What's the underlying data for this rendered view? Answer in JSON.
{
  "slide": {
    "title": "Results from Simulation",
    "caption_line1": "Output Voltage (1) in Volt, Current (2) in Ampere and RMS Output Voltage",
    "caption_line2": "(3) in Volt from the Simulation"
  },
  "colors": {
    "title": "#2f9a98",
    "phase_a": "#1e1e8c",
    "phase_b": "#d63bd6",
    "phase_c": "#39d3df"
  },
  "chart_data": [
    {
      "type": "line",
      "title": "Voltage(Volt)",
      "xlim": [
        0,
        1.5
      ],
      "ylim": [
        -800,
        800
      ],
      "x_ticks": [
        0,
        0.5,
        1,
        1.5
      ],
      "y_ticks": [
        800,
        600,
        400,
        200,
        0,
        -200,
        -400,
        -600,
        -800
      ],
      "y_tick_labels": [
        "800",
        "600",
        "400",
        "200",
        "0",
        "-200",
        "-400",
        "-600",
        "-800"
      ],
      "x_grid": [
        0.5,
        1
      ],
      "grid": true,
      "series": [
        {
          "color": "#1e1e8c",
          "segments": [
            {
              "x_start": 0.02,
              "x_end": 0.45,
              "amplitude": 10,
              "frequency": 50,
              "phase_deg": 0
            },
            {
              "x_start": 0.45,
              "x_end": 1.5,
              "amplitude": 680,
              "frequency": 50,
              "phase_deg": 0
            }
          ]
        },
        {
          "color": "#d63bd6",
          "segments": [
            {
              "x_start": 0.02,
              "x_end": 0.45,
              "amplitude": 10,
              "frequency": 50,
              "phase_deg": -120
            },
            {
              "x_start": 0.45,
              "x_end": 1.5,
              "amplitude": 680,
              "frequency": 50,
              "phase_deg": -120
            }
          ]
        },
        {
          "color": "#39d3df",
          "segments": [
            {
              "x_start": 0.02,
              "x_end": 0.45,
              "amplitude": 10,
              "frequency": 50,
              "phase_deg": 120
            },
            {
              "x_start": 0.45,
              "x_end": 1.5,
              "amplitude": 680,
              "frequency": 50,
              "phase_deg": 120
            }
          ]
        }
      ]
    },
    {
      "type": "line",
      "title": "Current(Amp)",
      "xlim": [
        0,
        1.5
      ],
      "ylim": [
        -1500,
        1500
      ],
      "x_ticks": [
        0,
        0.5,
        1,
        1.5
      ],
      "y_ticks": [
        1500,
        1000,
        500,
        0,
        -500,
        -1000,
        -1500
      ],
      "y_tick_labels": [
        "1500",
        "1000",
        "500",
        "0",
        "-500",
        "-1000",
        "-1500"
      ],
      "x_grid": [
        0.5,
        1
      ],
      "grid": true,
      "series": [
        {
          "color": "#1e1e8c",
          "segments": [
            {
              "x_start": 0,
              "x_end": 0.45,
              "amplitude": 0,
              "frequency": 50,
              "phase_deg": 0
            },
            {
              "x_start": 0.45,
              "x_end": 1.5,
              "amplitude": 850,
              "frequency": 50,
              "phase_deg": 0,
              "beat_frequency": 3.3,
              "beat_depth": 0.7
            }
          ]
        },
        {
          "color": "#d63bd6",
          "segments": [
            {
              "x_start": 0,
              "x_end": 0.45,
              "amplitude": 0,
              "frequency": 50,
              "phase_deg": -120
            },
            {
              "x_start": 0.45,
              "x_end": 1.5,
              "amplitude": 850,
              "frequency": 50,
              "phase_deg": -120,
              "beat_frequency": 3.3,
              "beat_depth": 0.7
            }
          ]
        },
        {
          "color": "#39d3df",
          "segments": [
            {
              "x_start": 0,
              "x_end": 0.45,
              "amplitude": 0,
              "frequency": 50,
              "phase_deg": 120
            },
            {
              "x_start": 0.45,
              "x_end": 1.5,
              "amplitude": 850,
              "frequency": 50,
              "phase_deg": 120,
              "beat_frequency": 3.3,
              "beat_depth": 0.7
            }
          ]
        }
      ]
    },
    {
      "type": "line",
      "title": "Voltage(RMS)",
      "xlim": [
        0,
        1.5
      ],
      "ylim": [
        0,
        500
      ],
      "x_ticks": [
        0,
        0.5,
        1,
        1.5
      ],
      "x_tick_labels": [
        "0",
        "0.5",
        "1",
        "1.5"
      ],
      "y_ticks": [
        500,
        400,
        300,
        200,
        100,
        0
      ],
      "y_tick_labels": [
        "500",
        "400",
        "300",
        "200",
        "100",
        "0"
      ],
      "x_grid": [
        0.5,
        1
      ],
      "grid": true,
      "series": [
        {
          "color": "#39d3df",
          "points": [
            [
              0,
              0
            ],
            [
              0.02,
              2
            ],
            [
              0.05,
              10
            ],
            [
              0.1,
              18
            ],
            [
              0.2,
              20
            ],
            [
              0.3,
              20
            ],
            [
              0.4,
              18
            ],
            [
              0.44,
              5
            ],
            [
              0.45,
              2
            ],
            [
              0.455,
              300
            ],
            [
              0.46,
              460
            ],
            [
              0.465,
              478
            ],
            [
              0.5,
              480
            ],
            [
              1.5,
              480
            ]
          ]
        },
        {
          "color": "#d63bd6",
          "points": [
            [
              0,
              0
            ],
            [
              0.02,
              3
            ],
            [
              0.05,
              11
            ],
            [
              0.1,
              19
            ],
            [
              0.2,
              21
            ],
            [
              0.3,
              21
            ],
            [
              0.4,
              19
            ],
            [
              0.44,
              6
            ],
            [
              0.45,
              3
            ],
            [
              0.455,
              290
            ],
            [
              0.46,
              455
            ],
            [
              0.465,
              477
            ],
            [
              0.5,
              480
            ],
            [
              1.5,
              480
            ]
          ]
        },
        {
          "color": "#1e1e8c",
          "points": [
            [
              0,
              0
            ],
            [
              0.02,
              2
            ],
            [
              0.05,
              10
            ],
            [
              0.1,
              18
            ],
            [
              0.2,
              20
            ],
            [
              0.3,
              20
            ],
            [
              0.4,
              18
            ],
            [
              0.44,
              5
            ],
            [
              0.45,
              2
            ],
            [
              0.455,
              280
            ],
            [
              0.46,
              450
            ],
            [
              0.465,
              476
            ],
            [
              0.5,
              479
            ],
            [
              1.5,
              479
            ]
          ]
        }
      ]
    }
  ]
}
===============
--- EXERCISE PROMPT ---
Output each entry precisely as given.

--- OUTPUT OF THE TASK ---
What's the underlying data for this rendered view? Answer in JSON.
{
  "slide": {
    "title": "Results from Simulation",
    "caption_line1": "Output Voltage (1) in Volt, Current (2) in Ampere and RMS Output Voltage",
    "caption_line2": "(3) in Volt from the Simulation"
  },
  "colors": {
    "title": "#2f9a98",
    "phase_a": "#1e1e8c",
    "phase_b": "#d63bd6",
    "phase_c": "#39d3df"
  },
  "chart_data": [
    {
      "type": "line",
      "title": "Voltage(Volt)",
      "xlim": [
        0,
        1.5
      ],
      "ylim": [
        -800,
        800
      ],
      "x_ticks": [
        0,
        0.5,
        1,
        1.5
      ],
      "y_ticks": [
        800,
        600,
        400,
        200,
        0,
        -200,
        -400,
        -600,
        -800
      ],
      "y_tick_labels": [
        "800",
        "600",
        "400",
        "200",
        "0",
        "-200",
        "-400",
        "-600",
        "-800"
      ],
      "x_grid": [
        0.5,
        1
      ],
      "grid": true,
      "series": [
        {
          "color": "#1e1e8c",
          "segments": [
            {
              "x_start": 0.02,
              "x_end": 0.45,
              "amplitude": 10,
              "frequency": 50,
              "phase_deg": 0
            },
            {
              "x_start": 0.45,
              "x_end": 1.5,
              "amplitude": 680,
              "frequency": 50,
              "phase_deg": 0
            }
          ]
        },
        {
          "color": "#d63bd6",
          "segments": [
            {
              "x_start": 0.02,
              "x_end": 0.45,
              "amplitude": 10,
              "frequency": 50,
              "phase_deg": -120
            },
            {
              "x_start": 0.45,
              "x_end": 1.5,
              "amplitude": 680,
              "frequency": 50,
              "phase_deg": -120
            }
          ]
        },
        {
          "color": "#39d3df",
          "segments": [
            {
              "x_start": 0.02,
              "x_end": 0.45,
              "amplitude": 10,
              "frequency": 50,
              "phase_deg": 120
            },
            {
              "x_start": 0.45,
              "x_end": 1.5,
              "amplitude": 680,
              "frequency": 50,
              "phase_deg": 120
            }
          ]
        }
      ]
    },
    {
      "type": "line",
      "title": "Current(Amp)",
      "xlim": [
        0,
        1.5
      ],
      "ylim": [
        -1500,
        1500
      ],
      "x_ticks": [
        0,
        0.5,
        1,
        1.5
      ],
      "y_ticks": [
        1500,
        1000,
        500,
        0,
        -500,
        -1000,
        -1500
      ],
      "y_tick_labels": [
        "1500",
        "1000",
        "500",
        "0",
        "-500",
        "-1000",
        "-1500"
      ],
      "x_grid": [
        0.5,
        1
      ],
      "grid": true,
      "series": [
        {
          "color": "#1e1e8c",
          "segments": [
            {
              "x_start": 0,
              "x_end": 0.45,
              "amplitude": 0,
              "frequency": 50,
              "phase_deg": 0
            },
            {
              "x_start": 0.45,
              "x_end": 1.5,
              "amplitude": 850,
              "frequency": 50,
              "phase_deg": 0,
              "beat_frequency": 3.3,
              "beat_depth": 0.7
            }
          ]
        },
        {
          "color": "#d63bd6",
          "segments": [
            {
              "x_start": 0,
              "x_end": 0.45,
              "amplitude": 0,
              "frequency": 50,
              "phase_deg": -120
            },
            {
              "x_start": 0.45,
              "x_end": 1.5,
              "amplitude": 850,
              "frequency": 50,
              "phase_deg": -120,
              "beat_frequency": 3.3,
              "beat_depth": 0.7
            }
          ]
        },
        {
          "color": "#39d3df",
          "segments": [
            {
              "x_start": 0,
              "x_end": 0.45,
              "amplitude": 0,
              "frequency": 50,
              "phase_deg": 120
            },
            {
              "x_start": 0.45,
              "x_end": 1.5,
              "amplitude": 850,
              "frequency": 50,
              "phase_deg": 120,
              "beat_frequency": 3.3,
              "beat_depth": 0.7
            }
          ]
        }
      ]
    },
    {
      "type": "line",
      "title": "Voltage(RMS)",
      "xlim": [
        0,
        1.5
      ],
      "ylim": [
        0,
        500
      ],
      "x_ticks": [
        0,
        0.5,
        1,
        1.5
      ],
      "x_tick_labels": [
        "0",
        "0.5",
        "1",
        "1.5"
      ],
      "y_ticks": [
        500,
        400,
        300,
        200,
        100,
        0
      ],
      "y_tick_labels": [
        "500",
        "400",
        "300",
        "200",
        "100",
        "0"
      ],
      "x_grid": [
        0.5,
        1
      ],
      "grid": true,
      "series": [
        {
          "color": "#39d3df",
          "points": [
            [
              0,
              0
            ],
            [
              0.02,
              2
            ],
            [
              0.05,
              10
            ],
            [
              0.1,
              18
            ],
            [
              0.2,
              20
            ],
            [
              0.3,
              20
            ],
            [
              0.4,
              18
            ],
            [
              0.44,
              5
            ],
            [
              0.45,
              2
            ],
            [
              0.455,
              300
            ],
            [
              0.46,
              460
            ],
            [
              0.465,
              478
            ],
            [
              0.5,
              480
            ],
            [
              1.5,
              480
            ]
          ]
        },
        {
          "color": "#d63bd6",
          "points": [
            [
              0,
              0
            ],
            [
              0.02,
              3
            ],
            [
              0.05,
              11
            ],
            [
              0.1,
              19
            ],
            [
              0.2,
              21
            ],
            [
              0.3,
              21
            ],
            [
              0.4,
              19
            ],
            [
              0.44,
              6
            ],
            [
              0.45,
              3
            ],
            [
              0.455,
              290
            ],
            [
              0.46,
              455
            ],
            [
              0.465,
              477
            ],
            [
              0.5,
              480
            ],
            [
              1.5,
              480
            ]
          ]
        },
        {
          "color": "#1e1e8c",
          "points": [
            [
              0,
              0
            ],
            [
              0.02,
              2
            ],
            [
              0.05,
              10
            ],
            [
              0.1,
              18
            ],
            [
              0.2,
              20
            ],
            [
              0.3,
              20
            ],
            [
              0.4,
              18
            ],
            [
              0.44,
              5
            ],
            [
              0.45,
              2
            ],
            [
              0.455,
              280
            ],
            [
              0.46,
              450
            ],
            [
              0.465,
              476
            ],
            [
              0.5,
              479
            ],
            [
              1.5,
              479
            ]
          ]
        }
      ]
    }
  ]
}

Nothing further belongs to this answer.